Exercise: All of the material should be reproduced exactly, with pictures left out.

Dataset entries
[BEGIN]

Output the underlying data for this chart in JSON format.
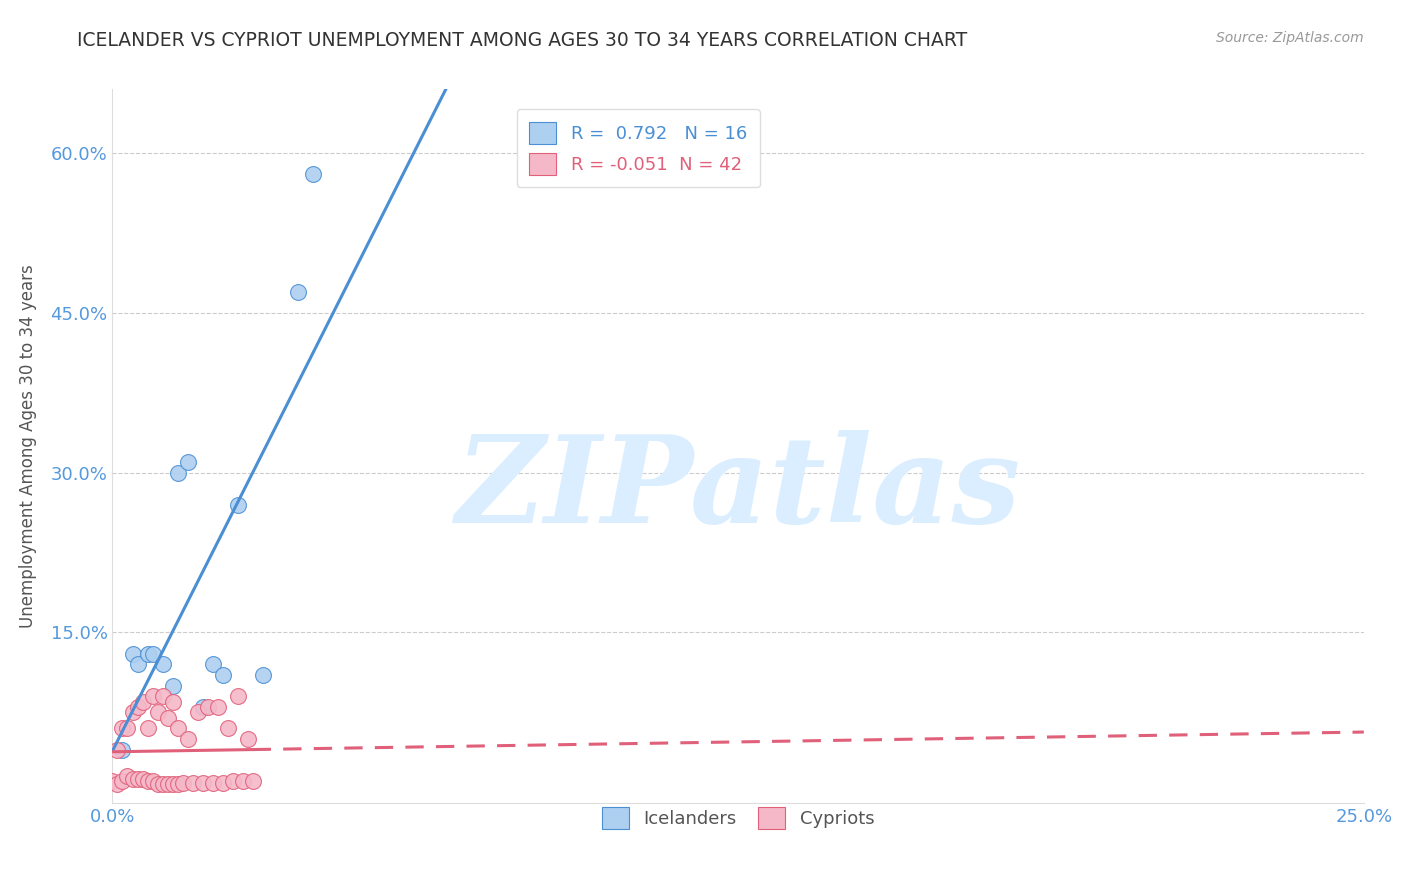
{
  "title": "ICELANDER VS CYPRIOT UNEMPLOYMENT AMONG AGES 30 TO 34 YEARS CORRELATION CHART",
  "source": "Source: ZipAtlas.com",
  "ylabel": "Unemployment Among Ages 30 to 34 years",
  "watermark": "ZIPatlas",
  "xlim": [
    0.0,
    0.25
  ],
  "ylim": [
    -0.01,
    0.66
  ],
  "x_ticks": [
    0.0,
    0.05,
    0.1,
    0.15,
    0.2,
    0.25
  ],
  "y_ticks": [
    0.0,
    0.15,
    0.3,
    0.45,
    0.6
  ],
  "x_tick_labels": [
    "0.0%",
    "",
    "",
    "",
    "",
    "25.0%"
  ],
  "y_tick_labels": [
    "",
    "15.0%",
    "30.0%",
    "45.0%",
    "60.0%"
  ],
  "icelanders": {
    "x": [
      0.002,
      0.004,
      0.005,
      0.007,
      0.008,
      0.01,
      0.012,
      0.013,
      0.015,
      0.018,
      0.02,
      0.022,
      0.025,
      0.03,
      0.037,
      0.04
    ],
    "y": [
      0.04,
      0.13,
      0.12,
      0.13,
      0.13,
      0.12,
      0.1,
      0.3,
      0.31,
      0.08,
      0.12,
      0.11,
      0.27,
      0.11,
      0.47,
      0.58
    ],
    "R": 0.792,
    "N": 16,
    "color": "#aed0f0",
    "line_color": "#4a8fd4"
  },
  "cypriots": {
    "x": [
      0.0,
      0.001,
      0.001,
      0.002,
      0.002,
      0.003,
      0.003,
      0.004,
      0.004,
      0.005,
      0.005,
      0.006,
      0.006,
      0.007,
      0.007,
      0.008,
      0.008,
      0.009,
      0.009,
      0.01,
      0.01,
      0.011,
      0.011,
      0.012,
      0.012,
      0.013,
      0.013,
      0.014,
      0.015,
      0.016,
      0.017,
      0.018,
      0.019,
      0.02,
      0.021,
      0.022,
      0.023,
      0.024,
      0.025,
      0.026,
      0.027,
      0.028
    ],
    "y": [
      0.01,
      0.008,
      0.04,
      0.01,
      0.06,
      0.015,
      0.06,
      0.012,
      0.075,
      0.012,
      0.08,
      0.012,
      0.085,
      0.01,
      0.06,
      0.01,
      0.09,
      0.008,
      0.075,
      0.008,
      0.09,
      0.008,
      0.07,
      0.008,
      0.085,
      0.008,
      0.06,
      0.009,
      0.05,
      0.009,
      0.075,
      0.009,
      0.08,
      0.009,
      0.08,
      0.009,
      0.06,
      0.01,
      0.09,
      0.01,
      0.05,
      0.01
    ],
    "R": -0.051,
    "N": 42,
    "color": "#f5b8c8",
    "line_color": "#e0607a"
  },
  "legend_icelander_color": "#aed0f0",
  "legend_cypriot_color": "#f5b8c8",
  "background_color": "#ffffff",
  "grid_color": "#cccccc",
  "title_color": "#333333",
  "axis_label_color": "#555555",
  "tick_color": "#5599dd",
  "watermark_color": "#daeeff"
}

[END]

Correct output:
Output the underlying data for this chart in JSON format.
{
  "title": "ICELANDER VS CYPRIOT UNEMPLOYMENT AMONG AGES 30 TO 34 YEARS CORRELATION CHART",
  "source": "Source: ZipAtlas.com",
  "ylabel": "Unemployment Among Ages 30 to 34 years",
  "watermark": "ZIPatlas",
  "xlim": [
    0.0,
    0.25
  ],
  "ylim": [
    -0.01,
    0.66
  ],
  "x_ticks": [
    0.0,
    0.05,
    0.1,
    0.15,
    0.2,
    0.25
  ],
  "y_ticks": [
    0.0,
    0.15,
    0.3,
    0.45,
    0.6
  ],
  "x_tick_labels": [
    "0.0%",
    "",
    "",
    "",
    "",
    "25.0%"
  ],
  "y_tick_labels": [
    "",
    "15.0%",
    "30.0%",
    "45.0%",
    "60.0%"
  ],
  "icelanders": {
    "x": [
      0.002,
      0.004,
      0.005,
      0.007,
      0.008,
      0.01,
      0.012,
      0.013,
      0.015,
      0.018,
      0.02,
      0.022,
      0.025,
      0.03,
      0.037,
      0.04
    ],
    "y": [
      0.04,
      0.13,
      0.12,
      0.13,
      0.13,
      0.12,
      0.1,
      0.3,
      0.31,
      0.08,
      0.12,
      0.11,
      0.27,
      0.11,
      0.47,
      0.58
    ],
    "R": 0.792,
    "N": 16,
    "color": "#aed0f0",
    "line_color": "#4a8fd4"
  },
  "cypriots": {
    "x": [
      0.0,
      0.001,
      0.001,
      0.002,
      0.002,
      0.003,
      0.003,
      0.004,
      0.004,
      0.005,
      0.005,
      0.006,
      0.006,
      0.007,
      0.007,
      0.008,
      0.008,
      0.009,
      0.009,
      0.01,
      0.01,
      0.011,
      0.011,
      0.012,
      0.012,
      0.013,
      0.013,
      0.014,
      0.015,
      0.016,
      0.017,
      0.018,
      0.019,
      0.02,
      0.021,
      0.022,
      0.023,
      0.024,
      0.025,
      0.026,
      0.027,
      0.028
    ],
    "y": [
      0.01,
      0.008,
      0.04,
      0.01,
      0.06,
      0.015,
      0.06,
      0.012,
      0.075,
      0.012,
      0.08,
      0.012,
      0.085,
      0.01,
      0.06,
      0.01,
      0.09,
      0.008,
      0.075,
      0.008,
      0.09,
      0.008,
      0.07,
      0.008,
      0.085,
      0.008,
      0.06,
      0.009,
      0.05,
      0.009,
      0.075,
      0.009,
      0.08,
      0.009,
      0.08,
      0.009,
      0.06,
      0.01,
      0.09,
      0.01,
      0.05,
      0.01
    ],
    "R": -0.051,
    "N": 42,
    "color": "#f5b8c8",
    "line_color": "#e0607a"
  },
  "legend_icelander_color": "#aed0f0",
  "legend_cypriot_color": "#f5b8c8",
  "background_color": "#ffffff",
  "grid_color": "#cccccc",
  "title_color": "#333333",
  "axis_label_color": "#555555",
  "tick_color": "#5599dd",
  "watermark_color": "#daeeff"
}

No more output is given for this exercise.